Reproduce verbatim the part of the listing that opens with the line containing "edit-env-variable-dialog: 编辑环境变量 D:\VMware" and closes with the line containing "close-icon [803, 15, 819, 31]", including both of those lines.

START Extracted records

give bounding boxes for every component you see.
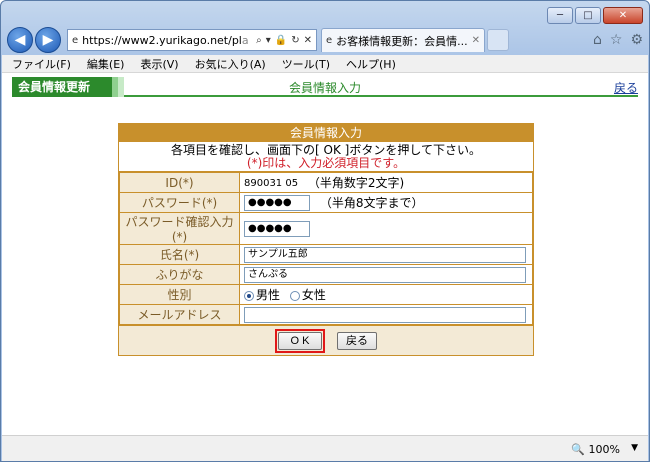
header-title: 会員情報入力: [288, 81, 361, 95]
page-header: 会員情報更新 会員情報入力 戻る: [12, 77, 638, 97]
forward-button[interactable]: ▶: [35, 27, 61, 53]
tab-title: お客様情報更新：会員情...: [336, 34, 468, 48]
id-label: ID(*): [119, 172, 240, 193]
minimize-button[interactable]: ─: [547, 7, 573, 24]
form-back-button[interactable]: 戻る: [337, 331, 377, 350]
form-title: 会員情報入力: [119, 124, 533, 142]
back-button[interactable]: ◀: [7, 27, 33, 53]
menu-edit[interactable]: 編集(E): [87, 56, 125, 72]
gender-male-label: 男性: [256, 288, 281, 302]
id-value: 890031 05: [244, 178, 299, 189]
search-icon[interactable]: ⌕: [256, 35, 262, 46]
new-tab-button[interactable]: [487, 29, 509, 51]
lock-icon[interactable]: 🔒: [275, 35, 287, 46]
address-url: https://www2.yurikago.net/pla: [82, 33, 249, 47]
toolbar-icons: ⌂ ☆ ⚙: [593, 32, 643, 48]
refresh-icon[interactable]: ↻: [291, 35, 299, 46]
window-controls: ─ □ ✕: [547, 7, 643, 24]
password-confirm-input[interactable]: ●●●●●: [244, 220, 310, 237]
form-row-gender: 性別 男性 女性: [119, 284, 533, 305]
settings-gear-icon[interactable]: ⚙: [630, 32, 643, 48]
browser-window: ─ □ ✕ ◀ ▶ e https://www2.yurikago.net/pl…: [0, 0, 650, 462]
id-note: （半角数字2文字): [307, 176, 405, 190]
favorites-star-icon[interactable]: ☆: [610, 32, 623, 48]
ok-button[interactable]: O K: [278, 331, 322, 350]
navigation-bar: ◀ ▶ e https://www2.yurikago.net/pla ⌕ ▾ …: [7, 25, 643, 55]
menu-help[interactable]: ヘルプ(H): [346, 56, 396, 72]
close-button[interactable]: ✕: [603, 7, 643, 24]
header-back-link[interactable]: 戻る: [614, 79, 638, 96]
home-icon[interactable]: ⌂: [593, 32, 602, 48]
page-content: 会員情報更新 会員情報入力 戻る 会員情報入力 各項目を確認し、画面下の[ OK…: [2, 73, 648, 436]
browser-tab[interactable]: e お客様情報更新：会員情... ✕: [321, 28, 485, 52]
gender-female-radio[interactable]: [289, 290, 300, 301]
furigana-label: ふりがな: [119, 264, 240, 285]
ok-button-highlight: O K: [275, 328, 325, 353]
furigana-input[interactable]: さんぷる: [244, 266, 526, 283]
stop-icon[interactable]: ✕: [304, 35, 312, 46]
form-row-furigana: ふりがな さんぷる: [119, 264, 533, 285]
required-note: (*)印は、入力必須項目です。: [246, 156, 406, 170]
address-bar[interactable]: e https://www2.yurikago.net/pla ⌕ ▾ 🔒 ↻ …: [67, 29, 317, 51]
form-row-email: メールアドレス: [119, 304, 533, 325]
gender-female-label: 女性: [301, 288, 326, 302]
menu-bar: ファイル(F) 編集(E) 表示(V) お気に入り(A) ツール(T) ヘルプ(…: [2, 55, 648, 73]
gender-label: 性別: [119, 284, 240, 305]
form-row-name: 氏名(*) サンプル五郎: [119, 244, 533, 265]
zoom-level[interactable]: 🔍 100%: [571, 443, 620, 456]
password-confirm-label: パスワード確認入力(*): [119, 212, 240, 245]
gender-male-radio[interactable]: [244, 290, 254, 301]
form-table: ID(*) 890031 05 （半角数字2文字) パスワード(*) ●●●●●…: [119, 172, 533, 325]
name-label: 氏名(*): [119, 244, 240, 265]
menu-tools[interactable]: ツール(T): [282, 56, 330, 72]
menu-favorites[interactable]: お気に入り(A): [195, 56, 266, 72]
name-input[interactable]: サンプル五郎: [244, 246, 526, 263]
zoom-dropdown-icon[interactable]: ▼: [631, 443, 638, 453]
dropdown-icon[interactable]: ▾: [266, 35, 271, 46]
menu-view[interactable]: 表示(V): [140, 56, 178, 72]
zoom-icon: 🔍: [571, 443, 586, 456]
menu-file[interactable]: ファイル(F): [12, 56, 71, 72]
status-bar: 🔍 100% ▼: [2, 435, 648, 461]
email-input[interactable]: [244, 306, 526, 323]
password-label: パスワード(*): [119, 192, 240, 213]
form-row-password-confirm: パスワード確認入力(*) ●●●●●: [119, 212, 533, 245]
tab-page-icon: e: [326, 35, 333, 46]
form-row-password: パスワード(*) ●●●●● （半角8文字まで）: [119, 192, 533, 213]
email-label: メールアドレス: [119, 304, 240, 325]
maximize-button[interactable]: □: [575, 7, 601, 24]
password-input[interactable]: ●●●●●: [244, 194, 310, 211]
form-instructions: 各項目を確認し、画面下の[ OK ]ボタンを押して下さい。 (*)印は、入力必須…: [119, 142, 533, 172]
tab-close-icon[interactable]: ✕: [472, 35, 480, 46]
form-row-id: ID(*) 890031 05 （半角数字2文字): [119, 172, 533, 193]
password-note: （半角8文字まで）: [319, 196, 424, 210]
ie-page-icon: e: [72, 34, 79, 46]
form-buttons: O K 戻る: [119, 325, 533, 355]
member-form: 会員情報入力 各項目を確認し、画面下の[ OK ]ボタンを押して下さい。 (*)…: [118, 123, 534, 356]
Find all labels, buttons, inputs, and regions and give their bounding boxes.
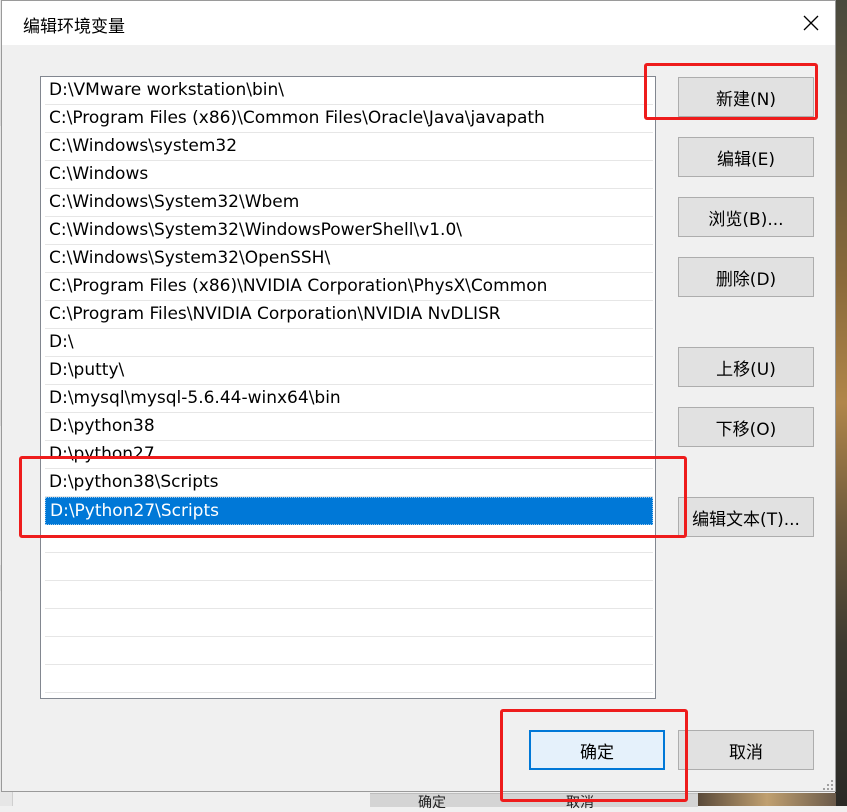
edit-env-variable-dialog: 编辑环境变量 D:\VMware workstation\bin\ C:\Prog… [1, 0, 836, 792]
dialog-title: 编辑环境变量 [23, 17, 125, 37]
new-button[interactable]: 新建(N) [678, 77, 814, 117]
path-list-item[interactable]: D:\VMware workstation\bin\ [45, 77, 653, 105]
edit-text-button[interactable]: 编辑文本(T)... [678, 497, 814, 537]
path-list[interactable]: D:\VMware workstation\bin\ C:\Program Fil… [40, 76, 656, 699]
edit-button[interactable]: 编辑(E) [678, 137, 814, 177]
path-list-item[interactable]: C:\Windows\system32 [45, 133, 653, 161]
path-list-item[interactable]: C:\Windows\System32\Wbem [45, 189, 653, 217]
background-ok-label: 确定 [418, 795, 446, 811]
move-down-button[interactable]: 下移(O) [678, 407, 814, 447]
path-list-item[interactable]: C:\Windows\System32\OpenSSH\ [45, 245, 653, 273]
path-list-empty-row[interactable] [45, 581, 653, 609]
path-list-item[interactable]: C:\Windows [45, 161, 653, 189]
path-list-item[interactable]: C:\Program Files (x86)\NVIDIA Corporatio… [45, 273, 653, 301]
background-window-buttons: 确定 取消 [370, 793, 698, 811]
resize-grip-icon[interactable] [822, 779, 834, 791]
close-button[interactable] [791, 7, 831, 39]
path-list-item[interactable]: D:\Python27\Scripts [45, 497, 653, 525]
path-list-item[interactable]: D:\python27 [45, 441, 653, 469]
desktop-wallpaper-edge [835, 0, 847, 806]
browse-button[interactable]: 浏览(B)... [678, 197, 814, 237]
path-list-item[interactable]: C:\Windows\System32\WindowsPowerShell\v1… [45, 217, 653, 245]
path-list-empty-row[interactable] [45, 637, 653, 665]
close-icon [803, 15, 819, 31]
path-list-empty-row[interactable] [45, 525, 653, 553]
ok-button[interactable]: 确定 [529, 730, 665, 770]
path-list-item[interactable]: C:\Program Files (x86)\Common Files\Orac… [45, 105, 653, 133]
delete-button[interactable]: 删除(D) [678, 257, 814, 297]
path-list-empty-row[interactable] [45, 609, 653, 637]
path-list-item[interactable]: D:\mysql\mysql-5.6.44-winx64\bin [45, 385, 653, 413]
path-list-item[interactable]: D:\ [45, 329, 653, 357]
path-list-item[interactable]: D:\python38 [45, 413, 653, 441]
title-bar: 编辑环境变量 [2, 1, 835, 45]
path-list-empty-row[interactable] [45, 665, 653, 693]
path-list-item[interactable]: D:\putty\ [45, 357, 653, 385]
desktop-wallpaper-edge [698, 793, 836, 806]
path-list-empty-row[interactable] [45, 553, 653, 581]
background-cancel-label: 取消 [566, 795, 594, 811]
path-list-item[interactable]: C:\Program Files\NVIDIA Corporation\NVID… [45, 301, 653, 329]
move-up-button[interactable]: 上移(U) [678, 347, 814, 387]
path-list-item[interactable]: D:\python38\Scripts [45, 469, 653, 497]
cancel-button[interactable]: 取消 [678, 730, 814, 770]
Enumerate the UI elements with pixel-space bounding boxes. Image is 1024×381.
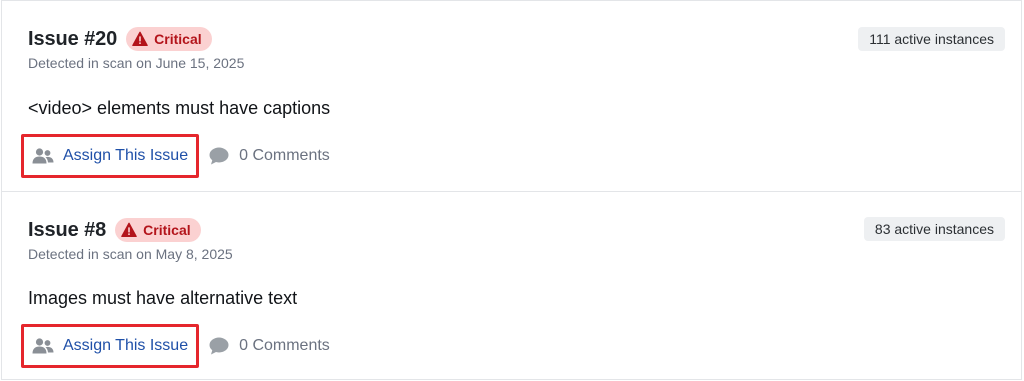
assign-issue-label: Assign This Issue bbox=[63, 337, 189, 354]
comments-count: 0 Comments bbox=[239, 337, 330, 354]
issue-description: <video> elements must have captions bbox=[28, 98, 331, 118]
comments-link[interactable]: 0 Comments bbox=[209, 147, 330, 165]
detected-date: Detected in scan on May 8, 2025 bbox=[28, 246, 233, 262]
instances-badge: 83 active instances bbox=[863, 217, 1005, 241]
issue-card: Issue #20 Critical Detected in scan on J… bbox=[2, 1, 1021, 191]
detected-date: Detected in scan on June 15, 2025 bbox=[28, 55, 245, 71]
severity-badge: Critical bbox=[126, 27, 212, 51]
assign-issue-label: Assign This Issue bbox=[63, 147, 189, 164]
issue-title: Issue #20 bbox=[28, 27, 118, 50]
issue-title: Issue #8 bbox=[28, 218, 107, 241]
warning-triangle-icon bbox=[132, 31, 148, 46]
issue-card: Issue #8 Critical Detected in scan on Ma… bbox=[2, 191, 1021, 380]
assign-issue-button[interactable]: Assign This Issue bbox=[21, 324, 200, 368]
warning-triangle-icon bbox=[121, 222, 137, 237]
issue-description: Images must have alternative text bbox=[28, 288, 298, 308]
severity-label: Critical bbox=[154, 31, 202, 47]
severity-badge: Critical bbox=[115, 218, 201, 242]
issue-actions: Assign This Issue 0 Comments bbox=[21, 324, 330, 368]
comment-bubble-icon bbox=[209, 337, 229, 355]
instances-badge: 111 active instances bbox=[858, 27, 1005, 51]
comments-link[interactable]: 0 Comments bbox=[209, 337, 330, 355]
comment-bubble-icon bbox=[209, 147, 229, 165]
issue-header: Issue #20 Critical bbox=[28, 26, 212, 52]
users-icon bbox=[32, 338, 54, 354]
severity-label: Critical bbox=[143, 222, 191, 238]
users-icon bbox=[32, 148, 54, 164]
issue-header: Issue #8 Critical bbox=[28, 217, 201, 243]
comments-count: 0 Comments bbox=[239, 147, 330, 164]
issue-actions: Assign This Issue 0 Comments bbox=[21, 134, 330, 178]
issue-list: Issue #20 Critical Detected in scan on J… bbox=[1, 0, 1022, 380]
assign-issue-button[interactable]: Assign This Issue bbox=[21, 134, 200, 178]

END Extracted records

**Solution below:**
edit-env-variable-dialog: 编辑环境变量 D:\VMware workstation\bin\ C:\Prog… [1, 0, 836, 792]
dialog-title: 编辑环境变量 [23, 17, 125, 37]
new-button[interactable]: 新建(N) [678, 77, 814, 117]
path-list-item[interactable]: D:\VMware workstation\bin\ [45, 77, 653, 105]
edit-text-button[interactable]: 编辑文本(T)... [678, 497, 814, 537]
path-list[interactable]: D:\VMware workstation\bin\ C:\Program Fil… [40, 76, 656, 699]
edit-button[interactable]: 编辑(E) [678, 137, 814, 177]
path-list-item[interactable]: C:\Windows\system32 [45, 133, 653, 161]
path-list-item[interactable]: C:\Windows\System32\Wbem [45, 189, 653, 217]
background-ok-label: 确定 [418, 795, 446, 811]
move-down-button[interactable]: 下移(O) [678, 407, 814, 447]
path-list-item[interactable]: C:\Windows\System32\OpenSSH\ [45, 245, 653, 273]
path-list-empty-row[interactable] [45, 581, 653, 609]
path-list-item[interactable]: C:\Windows [45, 161, 653, 189]
path-list-item[interactable]: C:\Program Files (x86)\NVIDIA Corporatio… [45, 273, 653, 301]
background-window-buttons: 确定 取消 [370, 793, 698, 811]
resize-grip-icon[interactable] [822, 779, 834, 791]
close-button[interactable] [791, 7, 831, 39]
path-list-item[interactable]: D:\Python27\Scripts [45, 497, 653, 525]
path-list-item[interactable]: D:\python27 [45, 441, 653, 469]
desktop-wallpaper-edge [835, 0, 847, 806]
browse-button[interactable]: 浏览(B)... [678, 197, 814, 237]
path-list-item[interactable]: C:\Windows\System32\WindowsPowerShell\v1… [45, 217, 653, 245]
path-list-empty-row[interactable] [45, 637, 653, 665]
close-icon [803, 15, 819, 31]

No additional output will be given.